### Set problem
Report each line of the data that has "участков" somewhere in it.

+---+

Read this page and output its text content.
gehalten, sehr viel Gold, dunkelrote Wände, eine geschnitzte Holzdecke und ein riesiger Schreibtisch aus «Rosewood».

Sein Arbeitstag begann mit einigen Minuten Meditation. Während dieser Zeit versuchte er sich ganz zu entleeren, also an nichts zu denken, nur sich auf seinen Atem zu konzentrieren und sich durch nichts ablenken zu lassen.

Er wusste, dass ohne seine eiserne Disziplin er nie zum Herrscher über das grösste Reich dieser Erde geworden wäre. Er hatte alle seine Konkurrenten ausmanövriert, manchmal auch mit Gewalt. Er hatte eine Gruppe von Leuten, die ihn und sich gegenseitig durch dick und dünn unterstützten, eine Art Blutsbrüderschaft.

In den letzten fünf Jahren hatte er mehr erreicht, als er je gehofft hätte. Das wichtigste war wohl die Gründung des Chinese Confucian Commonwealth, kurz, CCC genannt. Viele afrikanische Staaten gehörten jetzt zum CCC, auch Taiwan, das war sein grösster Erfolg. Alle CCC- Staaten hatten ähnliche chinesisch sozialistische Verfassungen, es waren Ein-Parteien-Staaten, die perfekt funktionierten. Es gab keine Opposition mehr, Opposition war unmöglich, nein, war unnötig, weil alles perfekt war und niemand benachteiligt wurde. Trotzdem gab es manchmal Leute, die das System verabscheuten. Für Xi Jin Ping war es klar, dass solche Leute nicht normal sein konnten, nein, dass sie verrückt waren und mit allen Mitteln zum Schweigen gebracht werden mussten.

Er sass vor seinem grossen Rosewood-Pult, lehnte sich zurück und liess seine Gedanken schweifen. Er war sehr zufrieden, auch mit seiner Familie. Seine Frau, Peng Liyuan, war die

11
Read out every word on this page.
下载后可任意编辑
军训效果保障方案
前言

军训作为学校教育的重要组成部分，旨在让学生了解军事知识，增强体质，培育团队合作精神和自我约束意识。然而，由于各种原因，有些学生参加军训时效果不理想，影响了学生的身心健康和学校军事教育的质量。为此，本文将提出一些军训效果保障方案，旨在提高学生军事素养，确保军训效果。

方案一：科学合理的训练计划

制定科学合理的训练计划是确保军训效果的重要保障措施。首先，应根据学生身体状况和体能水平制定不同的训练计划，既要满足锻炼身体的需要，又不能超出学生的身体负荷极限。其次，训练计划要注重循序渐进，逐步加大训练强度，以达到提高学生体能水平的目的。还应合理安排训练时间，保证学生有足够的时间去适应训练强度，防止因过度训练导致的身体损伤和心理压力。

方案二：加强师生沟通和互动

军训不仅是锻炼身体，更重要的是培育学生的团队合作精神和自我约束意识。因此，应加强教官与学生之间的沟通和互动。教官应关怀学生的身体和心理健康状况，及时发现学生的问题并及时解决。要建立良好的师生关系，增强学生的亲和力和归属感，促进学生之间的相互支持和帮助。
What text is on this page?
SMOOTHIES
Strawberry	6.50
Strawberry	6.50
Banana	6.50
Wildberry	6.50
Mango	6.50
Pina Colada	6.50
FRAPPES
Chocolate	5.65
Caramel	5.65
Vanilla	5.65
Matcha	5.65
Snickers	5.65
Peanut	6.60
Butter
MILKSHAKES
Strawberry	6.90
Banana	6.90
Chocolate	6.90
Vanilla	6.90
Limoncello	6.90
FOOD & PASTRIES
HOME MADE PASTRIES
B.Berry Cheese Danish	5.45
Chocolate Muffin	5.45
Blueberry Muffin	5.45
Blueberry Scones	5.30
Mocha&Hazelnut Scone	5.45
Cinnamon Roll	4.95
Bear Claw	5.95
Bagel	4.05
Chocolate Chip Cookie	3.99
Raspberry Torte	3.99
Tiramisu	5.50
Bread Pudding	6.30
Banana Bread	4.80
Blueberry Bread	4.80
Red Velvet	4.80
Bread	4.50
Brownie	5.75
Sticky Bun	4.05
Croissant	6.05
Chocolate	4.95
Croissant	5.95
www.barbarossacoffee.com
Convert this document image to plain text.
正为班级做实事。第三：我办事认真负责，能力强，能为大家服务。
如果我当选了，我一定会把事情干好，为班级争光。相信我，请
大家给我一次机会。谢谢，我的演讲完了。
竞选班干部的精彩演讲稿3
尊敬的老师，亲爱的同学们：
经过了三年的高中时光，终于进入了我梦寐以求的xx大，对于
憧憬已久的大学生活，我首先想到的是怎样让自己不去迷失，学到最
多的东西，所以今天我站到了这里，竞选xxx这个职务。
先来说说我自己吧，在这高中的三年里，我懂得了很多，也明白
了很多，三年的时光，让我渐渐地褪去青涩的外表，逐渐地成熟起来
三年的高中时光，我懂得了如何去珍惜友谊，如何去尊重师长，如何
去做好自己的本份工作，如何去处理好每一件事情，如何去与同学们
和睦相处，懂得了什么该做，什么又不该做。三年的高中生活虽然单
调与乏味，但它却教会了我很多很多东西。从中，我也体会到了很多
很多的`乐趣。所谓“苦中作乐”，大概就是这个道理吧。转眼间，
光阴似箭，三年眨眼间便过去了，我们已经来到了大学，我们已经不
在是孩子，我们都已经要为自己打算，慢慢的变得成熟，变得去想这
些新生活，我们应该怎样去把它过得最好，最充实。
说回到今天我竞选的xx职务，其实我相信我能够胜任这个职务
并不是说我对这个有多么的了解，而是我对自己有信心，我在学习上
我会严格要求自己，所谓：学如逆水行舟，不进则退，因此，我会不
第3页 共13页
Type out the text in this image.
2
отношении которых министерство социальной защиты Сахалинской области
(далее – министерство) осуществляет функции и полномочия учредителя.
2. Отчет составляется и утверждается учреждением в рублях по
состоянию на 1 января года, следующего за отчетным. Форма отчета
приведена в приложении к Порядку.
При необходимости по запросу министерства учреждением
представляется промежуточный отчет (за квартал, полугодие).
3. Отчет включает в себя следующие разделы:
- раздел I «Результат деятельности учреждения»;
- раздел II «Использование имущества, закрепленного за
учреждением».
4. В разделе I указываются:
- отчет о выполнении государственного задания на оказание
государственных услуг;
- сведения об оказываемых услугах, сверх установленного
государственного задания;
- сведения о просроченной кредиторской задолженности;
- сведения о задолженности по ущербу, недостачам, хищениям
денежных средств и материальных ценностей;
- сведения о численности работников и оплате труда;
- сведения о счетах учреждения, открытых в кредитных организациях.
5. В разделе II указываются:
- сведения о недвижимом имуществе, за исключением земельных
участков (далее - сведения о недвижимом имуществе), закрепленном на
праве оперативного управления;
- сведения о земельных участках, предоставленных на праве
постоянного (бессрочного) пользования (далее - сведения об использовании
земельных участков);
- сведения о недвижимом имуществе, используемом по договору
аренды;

+---+

### The output
участков (далее - сведения о недвижимом имуществе), закрепленном на
земельных участков);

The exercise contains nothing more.